What to work on: Say how many lines in the records include the string "legend", adding no other words.

——

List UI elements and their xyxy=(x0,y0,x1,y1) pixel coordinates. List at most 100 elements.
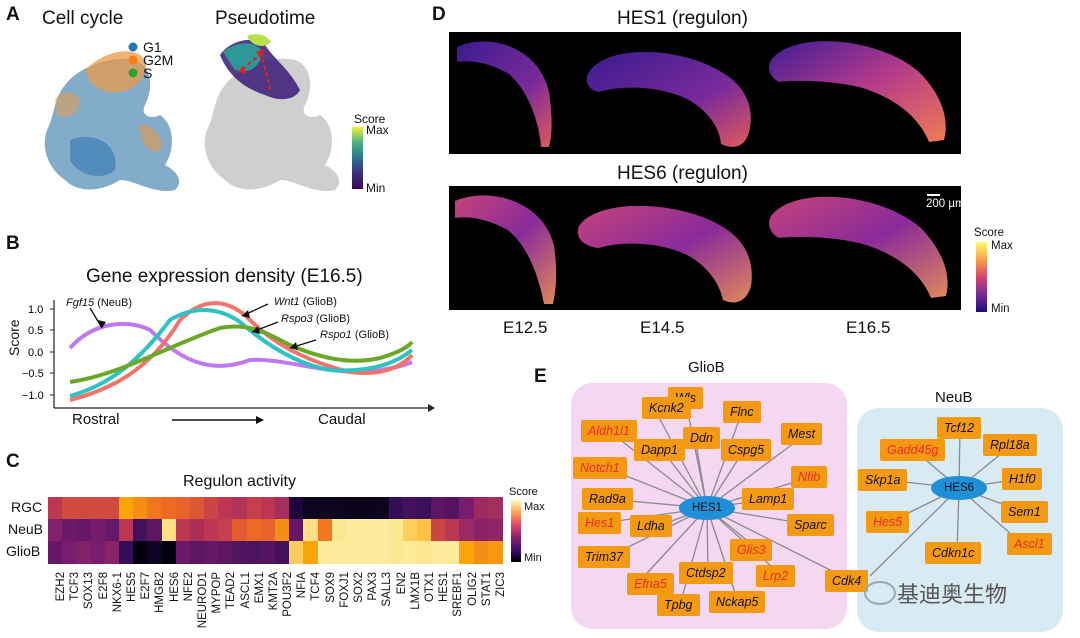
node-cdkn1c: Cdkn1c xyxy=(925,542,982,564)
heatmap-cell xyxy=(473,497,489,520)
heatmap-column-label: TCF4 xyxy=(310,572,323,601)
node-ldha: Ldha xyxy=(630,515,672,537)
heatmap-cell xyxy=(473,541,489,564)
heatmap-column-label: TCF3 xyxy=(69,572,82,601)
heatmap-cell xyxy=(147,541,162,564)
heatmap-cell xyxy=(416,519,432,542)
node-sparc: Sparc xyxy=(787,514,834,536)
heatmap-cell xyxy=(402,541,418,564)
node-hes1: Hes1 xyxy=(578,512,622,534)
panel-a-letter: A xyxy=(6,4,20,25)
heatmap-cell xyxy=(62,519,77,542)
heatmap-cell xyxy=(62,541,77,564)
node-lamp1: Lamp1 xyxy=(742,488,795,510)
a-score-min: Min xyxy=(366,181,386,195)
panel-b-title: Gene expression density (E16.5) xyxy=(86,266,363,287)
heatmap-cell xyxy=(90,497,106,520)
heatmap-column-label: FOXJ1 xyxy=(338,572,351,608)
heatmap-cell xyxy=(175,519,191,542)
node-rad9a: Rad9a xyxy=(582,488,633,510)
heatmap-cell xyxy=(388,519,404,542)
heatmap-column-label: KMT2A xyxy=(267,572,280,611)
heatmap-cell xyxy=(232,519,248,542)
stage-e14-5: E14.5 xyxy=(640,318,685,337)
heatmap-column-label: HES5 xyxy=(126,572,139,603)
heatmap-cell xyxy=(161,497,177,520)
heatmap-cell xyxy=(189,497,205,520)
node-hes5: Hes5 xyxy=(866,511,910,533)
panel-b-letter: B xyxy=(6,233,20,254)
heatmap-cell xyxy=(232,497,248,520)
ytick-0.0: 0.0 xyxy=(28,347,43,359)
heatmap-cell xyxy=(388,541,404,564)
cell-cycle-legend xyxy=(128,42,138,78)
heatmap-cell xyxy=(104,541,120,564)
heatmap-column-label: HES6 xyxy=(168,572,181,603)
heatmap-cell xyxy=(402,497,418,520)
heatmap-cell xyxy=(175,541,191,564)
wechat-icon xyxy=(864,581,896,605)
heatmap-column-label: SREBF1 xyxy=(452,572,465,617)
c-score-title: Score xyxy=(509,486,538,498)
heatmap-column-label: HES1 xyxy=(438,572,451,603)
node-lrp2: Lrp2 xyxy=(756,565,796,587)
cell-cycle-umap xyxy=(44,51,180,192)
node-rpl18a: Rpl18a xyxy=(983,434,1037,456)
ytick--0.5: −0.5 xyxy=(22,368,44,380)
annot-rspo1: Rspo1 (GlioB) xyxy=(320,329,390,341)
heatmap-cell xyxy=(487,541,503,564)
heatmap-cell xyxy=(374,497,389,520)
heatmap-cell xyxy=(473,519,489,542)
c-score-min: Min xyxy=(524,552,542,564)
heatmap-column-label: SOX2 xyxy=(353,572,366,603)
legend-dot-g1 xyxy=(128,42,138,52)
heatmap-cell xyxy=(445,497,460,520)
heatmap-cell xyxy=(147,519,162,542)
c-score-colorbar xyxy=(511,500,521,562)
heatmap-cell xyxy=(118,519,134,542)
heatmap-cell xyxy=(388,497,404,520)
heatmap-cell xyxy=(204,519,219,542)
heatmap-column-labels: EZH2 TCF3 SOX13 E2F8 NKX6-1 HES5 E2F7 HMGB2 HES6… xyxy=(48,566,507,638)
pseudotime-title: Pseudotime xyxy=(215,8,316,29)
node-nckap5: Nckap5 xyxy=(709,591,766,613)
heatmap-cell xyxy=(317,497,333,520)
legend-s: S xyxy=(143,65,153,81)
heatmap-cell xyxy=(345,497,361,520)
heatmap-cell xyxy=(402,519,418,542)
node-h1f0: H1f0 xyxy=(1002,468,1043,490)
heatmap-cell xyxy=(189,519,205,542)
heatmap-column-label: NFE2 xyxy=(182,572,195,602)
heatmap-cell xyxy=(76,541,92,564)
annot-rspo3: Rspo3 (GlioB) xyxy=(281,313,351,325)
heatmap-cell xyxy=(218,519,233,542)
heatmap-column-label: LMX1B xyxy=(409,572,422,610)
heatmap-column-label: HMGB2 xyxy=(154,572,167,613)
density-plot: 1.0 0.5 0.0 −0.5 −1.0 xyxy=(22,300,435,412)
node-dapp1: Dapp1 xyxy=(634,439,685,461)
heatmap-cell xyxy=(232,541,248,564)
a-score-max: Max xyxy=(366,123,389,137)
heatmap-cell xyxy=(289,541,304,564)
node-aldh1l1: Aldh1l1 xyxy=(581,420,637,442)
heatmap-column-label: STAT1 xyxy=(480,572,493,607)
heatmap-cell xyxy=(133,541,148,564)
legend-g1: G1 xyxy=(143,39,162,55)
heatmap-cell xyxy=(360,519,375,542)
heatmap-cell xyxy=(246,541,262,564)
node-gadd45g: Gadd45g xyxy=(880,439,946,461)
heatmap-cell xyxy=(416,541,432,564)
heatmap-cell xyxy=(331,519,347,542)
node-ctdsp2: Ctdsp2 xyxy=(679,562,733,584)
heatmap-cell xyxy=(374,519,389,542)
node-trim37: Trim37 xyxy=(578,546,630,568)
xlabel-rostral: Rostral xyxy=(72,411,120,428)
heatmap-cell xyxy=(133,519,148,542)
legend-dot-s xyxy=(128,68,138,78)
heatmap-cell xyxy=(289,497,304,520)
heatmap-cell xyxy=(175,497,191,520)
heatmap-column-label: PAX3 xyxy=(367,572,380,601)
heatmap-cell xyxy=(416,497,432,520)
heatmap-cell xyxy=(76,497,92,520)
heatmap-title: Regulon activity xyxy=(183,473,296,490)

——

Result: 5